» **What you will do**
Copy every line that contains the string "Taxes" from the entries below.

Stored records
....
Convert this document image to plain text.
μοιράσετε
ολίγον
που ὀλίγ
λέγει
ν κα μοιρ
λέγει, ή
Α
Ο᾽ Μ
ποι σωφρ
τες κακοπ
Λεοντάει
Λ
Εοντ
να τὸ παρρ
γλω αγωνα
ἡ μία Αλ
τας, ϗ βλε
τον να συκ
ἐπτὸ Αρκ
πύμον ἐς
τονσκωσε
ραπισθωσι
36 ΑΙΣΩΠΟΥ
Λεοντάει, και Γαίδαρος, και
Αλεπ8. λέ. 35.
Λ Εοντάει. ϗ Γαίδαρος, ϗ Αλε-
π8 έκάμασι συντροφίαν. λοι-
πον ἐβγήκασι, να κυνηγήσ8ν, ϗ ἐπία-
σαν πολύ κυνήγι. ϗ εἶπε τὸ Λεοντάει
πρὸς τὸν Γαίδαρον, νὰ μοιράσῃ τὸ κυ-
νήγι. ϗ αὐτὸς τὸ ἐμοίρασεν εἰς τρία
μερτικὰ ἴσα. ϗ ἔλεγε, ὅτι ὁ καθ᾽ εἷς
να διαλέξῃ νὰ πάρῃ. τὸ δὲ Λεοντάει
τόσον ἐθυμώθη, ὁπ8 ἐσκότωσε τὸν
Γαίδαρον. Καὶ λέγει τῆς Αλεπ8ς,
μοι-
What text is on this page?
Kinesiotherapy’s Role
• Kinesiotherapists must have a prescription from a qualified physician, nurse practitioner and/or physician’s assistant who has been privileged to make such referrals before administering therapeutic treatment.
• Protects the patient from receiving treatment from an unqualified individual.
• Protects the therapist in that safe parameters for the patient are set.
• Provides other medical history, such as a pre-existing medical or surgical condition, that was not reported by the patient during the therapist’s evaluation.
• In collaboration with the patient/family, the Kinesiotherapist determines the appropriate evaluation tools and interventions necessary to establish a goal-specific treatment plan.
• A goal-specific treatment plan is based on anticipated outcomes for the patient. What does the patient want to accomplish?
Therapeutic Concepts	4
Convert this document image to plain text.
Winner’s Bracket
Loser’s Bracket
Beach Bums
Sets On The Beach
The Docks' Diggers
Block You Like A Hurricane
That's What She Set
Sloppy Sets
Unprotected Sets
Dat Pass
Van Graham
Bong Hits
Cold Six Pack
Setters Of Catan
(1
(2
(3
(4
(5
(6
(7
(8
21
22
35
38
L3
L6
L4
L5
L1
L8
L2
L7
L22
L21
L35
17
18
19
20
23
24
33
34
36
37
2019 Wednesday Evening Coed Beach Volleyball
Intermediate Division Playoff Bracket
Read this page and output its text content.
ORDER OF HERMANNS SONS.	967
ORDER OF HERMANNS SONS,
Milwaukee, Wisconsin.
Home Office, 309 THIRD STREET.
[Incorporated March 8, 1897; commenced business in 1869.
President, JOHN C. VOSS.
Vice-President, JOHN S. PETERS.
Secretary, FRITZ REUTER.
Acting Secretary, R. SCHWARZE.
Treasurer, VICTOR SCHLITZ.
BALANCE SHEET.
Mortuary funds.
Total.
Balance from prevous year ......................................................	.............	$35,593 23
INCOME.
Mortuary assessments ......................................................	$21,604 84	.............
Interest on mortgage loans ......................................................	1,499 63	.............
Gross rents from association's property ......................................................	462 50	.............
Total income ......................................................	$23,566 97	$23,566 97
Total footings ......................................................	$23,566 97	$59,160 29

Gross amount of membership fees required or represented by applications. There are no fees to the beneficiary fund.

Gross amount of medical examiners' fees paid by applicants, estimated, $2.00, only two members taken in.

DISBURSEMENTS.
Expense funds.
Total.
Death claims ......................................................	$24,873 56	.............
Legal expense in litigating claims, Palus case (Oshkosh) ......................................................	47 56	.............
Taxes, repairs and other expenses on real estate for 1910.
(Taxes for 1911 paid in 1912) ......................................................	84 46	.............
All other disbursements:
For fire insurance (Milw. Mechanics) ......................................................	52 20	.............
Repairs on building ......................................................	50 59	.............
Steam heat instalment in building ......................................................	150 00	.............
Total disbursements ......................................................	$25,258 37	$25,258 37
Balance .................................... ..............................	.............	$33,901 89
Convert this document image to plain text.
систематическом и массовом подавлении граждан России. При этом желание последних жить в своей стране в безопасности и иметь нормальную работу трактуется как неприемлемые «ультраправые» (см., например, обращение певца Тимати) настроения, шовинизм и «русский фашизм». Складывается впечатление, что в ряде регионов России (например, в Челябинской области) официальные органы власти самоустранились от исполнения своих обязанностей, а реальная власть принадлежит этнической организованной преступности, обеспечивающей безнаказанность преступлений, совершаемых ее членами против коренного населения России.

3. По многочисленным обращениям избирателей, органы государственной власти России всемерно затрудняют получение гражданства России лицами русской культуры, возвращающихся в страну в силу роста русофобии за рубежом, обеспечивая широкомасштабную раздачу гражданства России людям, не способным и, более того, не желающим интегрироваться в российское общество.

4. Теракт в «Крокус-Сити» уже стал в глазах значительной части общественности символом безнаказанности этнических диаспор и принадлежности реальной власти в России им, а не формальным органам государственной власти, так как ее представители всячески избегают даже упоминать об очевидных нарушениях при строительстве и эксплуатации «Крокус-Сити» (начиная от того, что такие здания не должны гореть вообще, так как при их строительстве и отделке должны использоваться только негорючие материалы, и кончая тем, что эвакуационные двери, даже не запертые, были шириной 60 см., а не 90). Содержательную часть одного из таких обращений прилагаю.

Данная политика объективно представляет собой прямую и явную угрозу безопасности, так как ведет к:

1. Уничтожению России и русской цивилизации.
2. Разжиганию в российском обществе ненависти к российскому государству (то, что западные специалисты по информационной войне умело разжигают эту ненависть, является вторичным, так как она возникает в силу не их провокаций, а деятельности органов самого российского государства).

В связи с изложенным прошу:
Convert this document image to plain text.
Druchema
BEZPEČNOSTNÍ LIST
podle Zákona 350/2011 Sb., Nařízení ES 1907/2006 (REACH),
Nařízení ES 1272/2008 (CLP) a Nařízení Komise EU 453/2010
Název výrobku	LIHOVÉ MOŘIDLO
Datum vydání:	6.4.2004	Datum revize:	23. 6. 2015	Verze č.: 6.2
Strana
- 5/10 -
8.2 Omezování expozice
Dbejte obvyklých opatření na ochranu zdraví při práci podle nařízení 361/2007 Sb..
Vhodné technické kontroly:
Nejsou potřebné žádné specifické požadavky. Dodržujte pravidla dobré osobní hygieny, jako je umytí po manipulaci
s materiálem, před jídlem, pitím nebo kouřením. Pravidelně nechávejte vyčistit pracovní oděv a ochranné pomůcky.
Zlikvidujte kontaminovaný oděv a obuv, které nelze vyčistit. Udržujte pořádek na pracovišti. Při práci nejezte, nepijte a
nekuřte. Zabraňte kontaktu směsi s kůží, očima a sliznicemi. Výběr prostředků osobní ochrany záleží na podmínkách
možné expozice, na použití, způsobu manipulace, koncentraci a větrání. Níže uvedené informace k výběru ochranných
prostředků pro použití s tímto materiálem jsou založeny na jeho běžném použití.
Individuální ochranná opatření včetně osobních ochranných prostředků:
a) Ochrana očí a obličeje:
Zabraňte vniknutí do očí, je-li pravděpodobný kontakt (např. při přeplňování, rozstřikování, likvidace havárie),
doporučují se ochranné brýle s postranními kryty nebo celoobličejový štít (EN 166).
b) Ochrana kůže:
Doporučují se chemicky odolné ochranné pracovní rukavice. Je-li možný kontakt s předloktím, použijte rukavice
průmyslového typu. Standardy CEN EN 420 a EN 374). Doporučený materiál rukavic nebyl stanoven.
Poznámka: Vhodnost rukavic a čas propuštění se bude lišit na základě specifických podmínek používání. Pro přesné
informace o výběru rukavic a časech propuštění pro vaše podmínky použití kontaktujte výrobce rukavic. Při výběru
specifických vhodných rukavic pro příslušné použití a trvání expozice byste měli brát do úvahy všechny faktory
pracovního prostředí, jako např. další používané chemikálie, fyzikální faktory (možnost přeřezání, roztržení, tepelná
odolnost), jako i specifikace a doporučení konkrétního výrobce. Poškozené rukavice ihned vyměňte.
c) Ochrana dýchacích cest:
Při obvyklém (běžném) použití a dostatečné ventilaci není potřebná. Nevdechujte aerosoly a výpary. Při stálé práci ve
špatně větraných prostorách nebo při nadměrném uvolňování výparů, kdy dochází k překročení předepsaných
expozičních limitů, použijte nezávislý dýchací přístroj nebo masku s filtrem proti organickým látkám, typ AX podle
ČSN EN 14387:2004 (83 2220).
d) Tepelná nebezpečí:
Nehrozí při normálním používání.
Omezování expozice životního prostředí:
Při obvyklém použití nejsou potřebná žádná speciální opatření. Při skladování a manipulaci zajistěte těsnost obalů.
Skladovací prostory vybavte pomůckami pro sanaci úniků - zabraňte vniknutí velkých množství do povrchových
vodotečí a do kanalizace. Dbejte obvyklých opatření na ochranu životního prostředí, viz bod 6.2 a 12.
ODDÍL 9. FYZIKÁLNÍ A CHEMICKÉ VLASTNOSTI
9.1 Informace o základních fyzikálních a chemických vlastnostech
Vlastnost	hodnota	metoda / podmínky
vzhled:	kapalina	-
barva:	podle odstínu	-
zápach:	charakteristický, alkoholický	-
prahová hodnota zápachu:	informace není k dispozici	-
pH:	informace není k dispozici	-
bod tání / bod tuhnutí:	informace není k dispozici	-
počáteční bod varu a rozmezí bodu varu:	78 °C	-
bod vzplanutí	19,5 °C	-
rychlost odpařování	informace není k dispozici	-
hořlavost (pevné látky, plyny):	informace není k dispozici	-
....
» **Response to this task**
Taxes, repairs and other expenses on real estate for 1910.
(Taxes for 1911 paid in 1912) ......................................................	84 46	.............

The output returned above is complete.